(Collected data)
# # # # #

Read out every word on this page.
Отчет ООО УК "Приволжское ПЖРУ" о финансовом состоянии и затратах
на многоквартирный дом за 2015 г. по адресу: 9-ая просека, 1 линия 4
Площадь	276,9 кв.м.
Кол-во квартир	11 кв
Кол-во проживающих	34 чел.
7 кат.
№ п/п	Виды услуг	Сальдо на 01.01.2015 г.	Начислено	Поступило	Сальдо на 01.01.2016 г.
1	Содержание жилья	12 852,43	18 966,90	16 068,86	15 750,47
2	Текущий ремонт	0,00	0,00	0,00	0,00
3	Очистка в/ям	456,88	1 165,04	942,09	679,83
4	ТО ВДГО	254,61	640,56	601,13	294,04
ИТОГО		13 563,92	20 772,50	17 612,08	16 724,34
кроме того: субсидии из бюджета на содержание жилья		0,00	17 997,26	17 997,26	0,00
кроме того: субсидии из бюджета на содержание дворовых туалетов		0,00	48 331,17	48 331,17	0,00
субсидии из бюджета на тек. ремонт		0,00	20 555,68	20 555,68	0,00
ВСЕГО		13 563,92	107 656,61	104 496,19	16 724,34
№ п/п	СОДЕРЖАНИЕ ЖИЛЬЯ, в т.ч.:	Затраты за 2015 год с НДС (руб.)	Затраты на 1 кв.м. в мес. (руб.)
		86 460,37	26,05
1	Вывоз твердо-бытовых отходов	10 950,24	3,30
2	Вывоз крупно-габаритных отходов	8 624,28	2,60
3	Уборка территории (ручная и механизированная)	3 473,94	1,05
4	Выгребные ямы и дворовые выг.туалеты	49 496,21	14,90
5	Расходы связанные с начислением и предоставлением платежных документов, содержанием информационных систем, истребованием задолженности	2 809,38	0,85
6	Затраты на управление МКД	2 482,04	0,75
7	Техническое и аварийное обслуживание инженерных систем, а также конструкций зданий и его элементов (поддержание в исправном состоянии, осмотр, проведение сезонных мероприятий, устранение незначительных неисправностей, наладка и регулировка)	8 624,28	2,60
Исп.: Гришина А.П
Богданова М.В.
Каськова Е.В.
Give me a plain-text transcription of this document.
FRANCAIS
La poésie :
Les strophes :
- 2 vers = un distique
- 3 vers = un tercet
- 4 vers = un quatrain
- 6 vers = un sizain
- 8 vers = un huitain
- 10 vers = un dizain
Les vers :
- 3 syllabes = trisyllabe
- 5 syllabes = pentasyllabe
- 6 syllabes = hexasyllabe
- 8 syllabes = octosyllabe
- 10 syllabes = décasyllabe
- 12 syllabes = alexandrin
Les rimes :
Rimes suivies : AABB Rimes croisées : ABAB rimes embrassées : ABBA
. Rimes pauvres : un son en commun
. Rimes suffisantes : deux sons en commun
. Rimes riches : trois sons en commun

# # # # #

## [What to do]
Search the data above for the string "бюджета" and copy each line that has it.

## [Output below]
кроме того: субсидии из бюджета на содержание жилья		0,00	17 997,26	17 997,26	0,00
кроме того: субсидии из бюджета на содержание дворовых туалетов		0,00	48 331,17	48 331,17	0,00
субсидии из бюджета на тек. ремонт		0,00	20 555,68	20 555,68	0,00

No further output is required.